== Records for the task ==
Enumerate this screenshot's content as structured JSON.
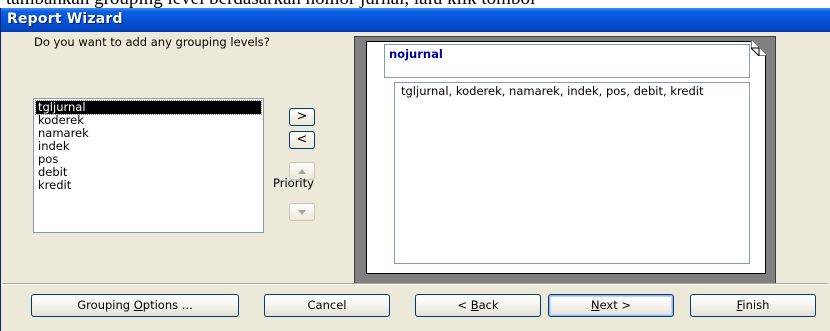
{
  "window": {
    "title": "Report Wizard"
  },
  "background_doc": {
    "text": "tambahkan grouping level berdasarkan nomor jurnal, lalu klik tombol"
  },
  "grouping": {
    "question": "Do you want to add any grouping levels?",
    "fields": [
      "tgljurnal",
      "koderek",
      "namarek",
      "indek",
      "pos",
      "debit",
      "kredit"
    ],
    "selected_field": "tgljurnal",
    "add_label": ">",
    "remove_label": "<",
    "priority_label": "Priority"
  },
  "preview": {
    "group_header": "nojurnal",
    "detail_fields": "tgljurnal, koderek, namarek, indek, pos, debit, kredit"
  },
  "buttons": {
    "grouping_options": {
      "pre": "Grouping ",
      "accel": "O",
      "post": "ptions ..."
    },
    "cancel": "Cancel",
    "back": {
      "pre": "< ",
      "accel": "B",
      "post": "ack"
    },
    "next": {
      "pre": "",
      "accel": "N",
      "post": "ext >"
    },
    "finish": {
      "pre": "",
      "accel": "F",
      "post": "inish"
    }
  },
  "colors": {
    "titlebar": "#0553d9",
    "dialog_bg": "#ece9d8",
    "header_text": "#0000a0",
    "preview_bg": "#808080"
  }
}
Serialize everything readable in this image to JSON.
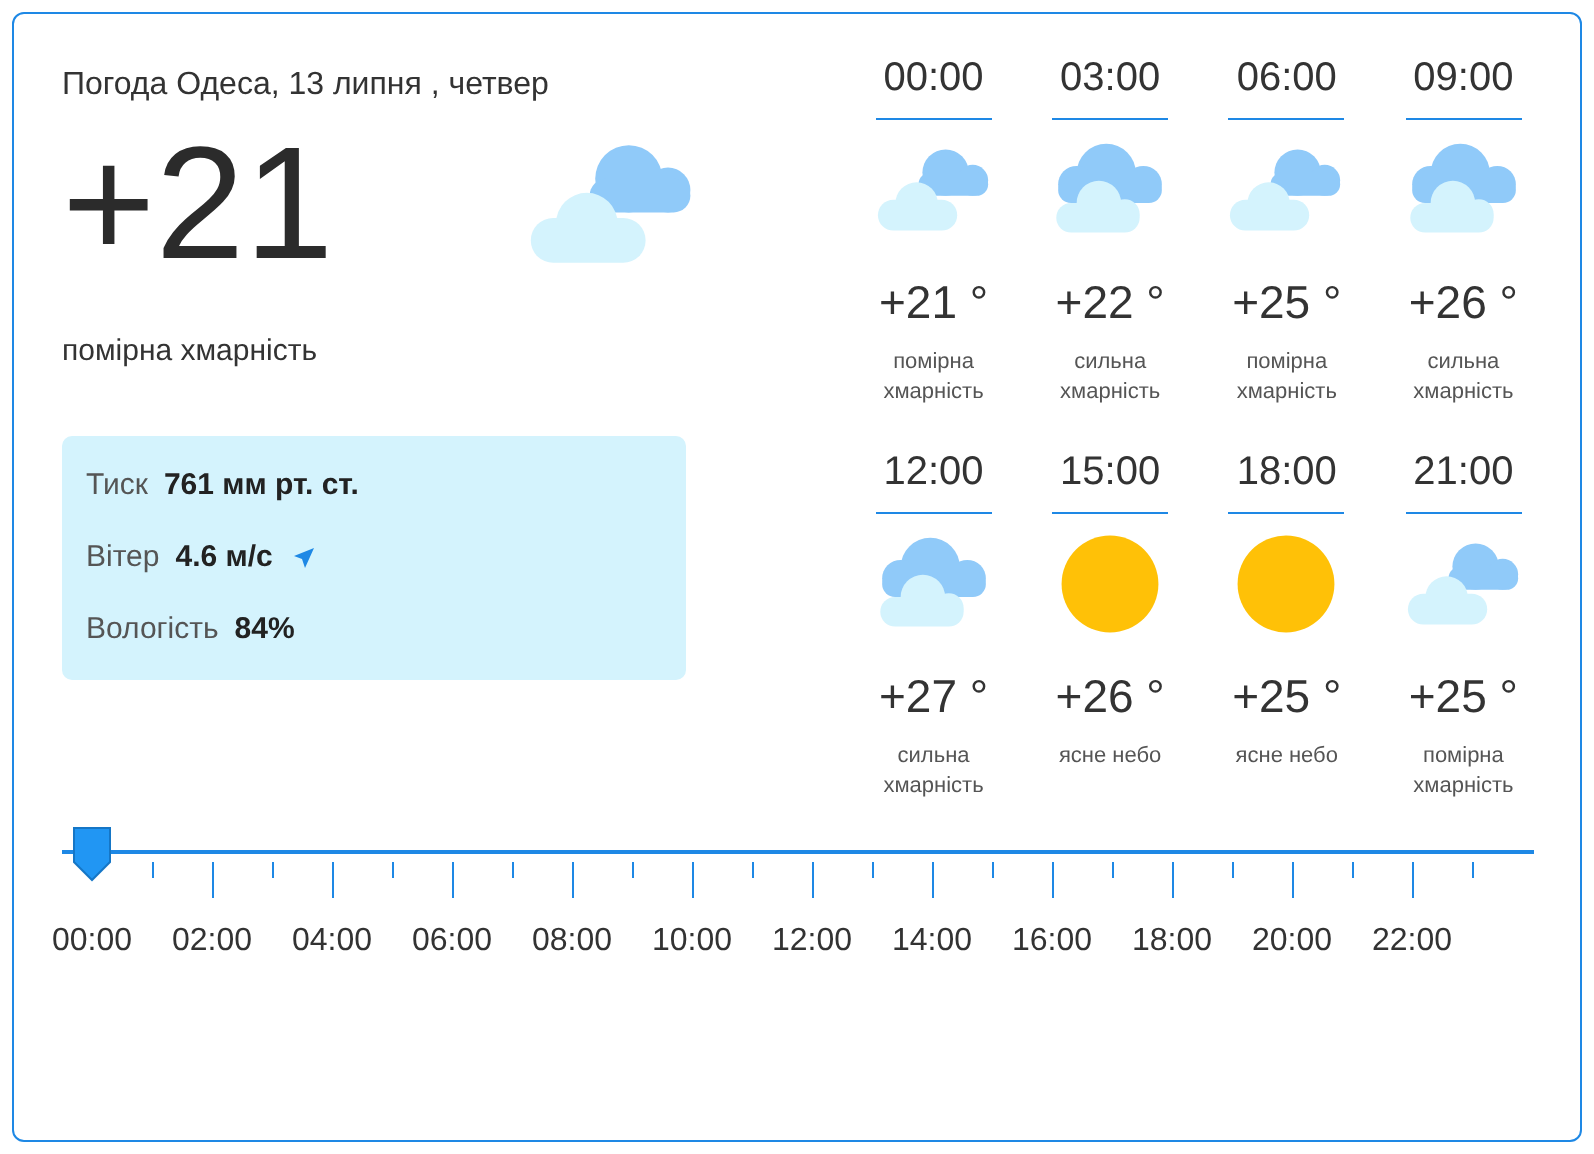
{
  "title": "Погода Одеса, 13 липня , четвер",
  "current": {
    "temperature": "+21",
    "kind": "partly",
    "description": "помірна хмарність"
  },
  "details": [
    {
      "label": "Тиск",
      "value": "761 мм рт. ст.",
      "kind": "plain"
    },
    {
      "label": "Вітер",
      "value": "4.6 м/с",
      "kind": "wind"
    },
    {
      "label": "Вологість",
      "value": "84%",
      "kind": "plain"
    }
  ],
  "forecast": [
    {
      "time": "00:00",
      "kind": "partly",
      "temperature": "+21 °",
      "description": "помірна хмарність"
    },
    {
      "time": "03:00",
      "kind": "cloudy",
      "temperature": "+22 °",
      "description": "сильна хмарність"
    },
    {
      "time": "06:00",
      "kind": "partly",
      "temperature": "+25 °",
      "description": "помірна хмарність"
    },
    {
      "time": "09:00",
      "kind": "cloudy",
      "temperature": "+26 °",
      "description": "сильна хмарність"
    },
    {
      "time": "12:00",
      "kind": "cloudy",
      "temperature": "+27 °",
      "description": "сильна хмарність"
    },
    {
      "time": "15:00",
      "kind": "sun",
      "temperature": "+26 °",
      "description": "ясне небо"
    },
    {
      "time": "18:00",
      "kind": "sun",
      "temperature": "+25 °",
      "description": "ясне небо"
    },
    {
      "time": "21:00",
      "kind": "partly",
      "temperature": "+25 °",
      "description": "помірна хмарність"
    }
  ],
  "timeline": {
    "level": 0,
    "labels": [
      "00:00",
      "02:00",
      "04:00",
      "06:00",
      "08:00",
      "10:00",
      "12:00",
      "14:00",
      "16:00",
      "18:00",
      "20:00",
      "22:00"
    ]
  }
}
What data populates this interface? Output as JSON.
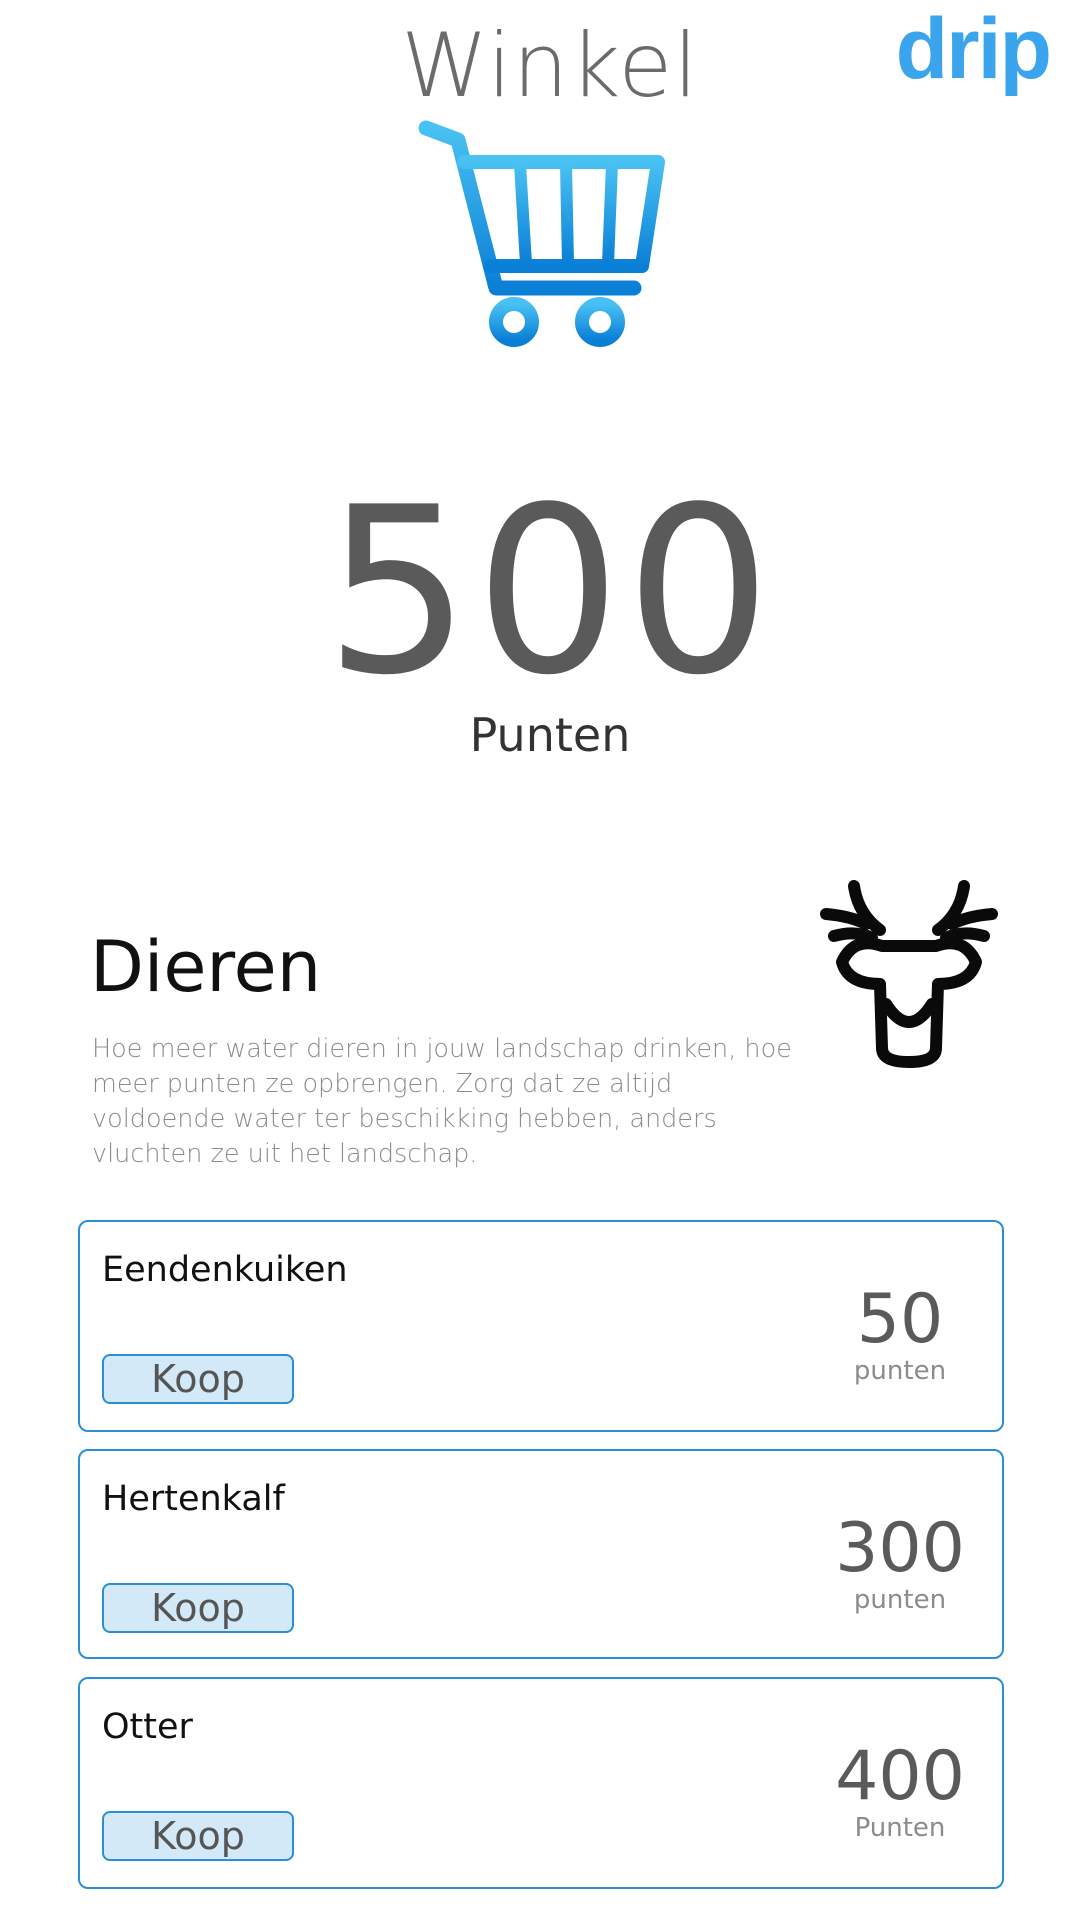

== Description of the task ==
Read through the data and copy every line where "kredit" shows up.

== Expected answer ==
      "kredit"
    "detail_fields": "tgljurnal, koderek, namarek, indek, pos, debit, kredit"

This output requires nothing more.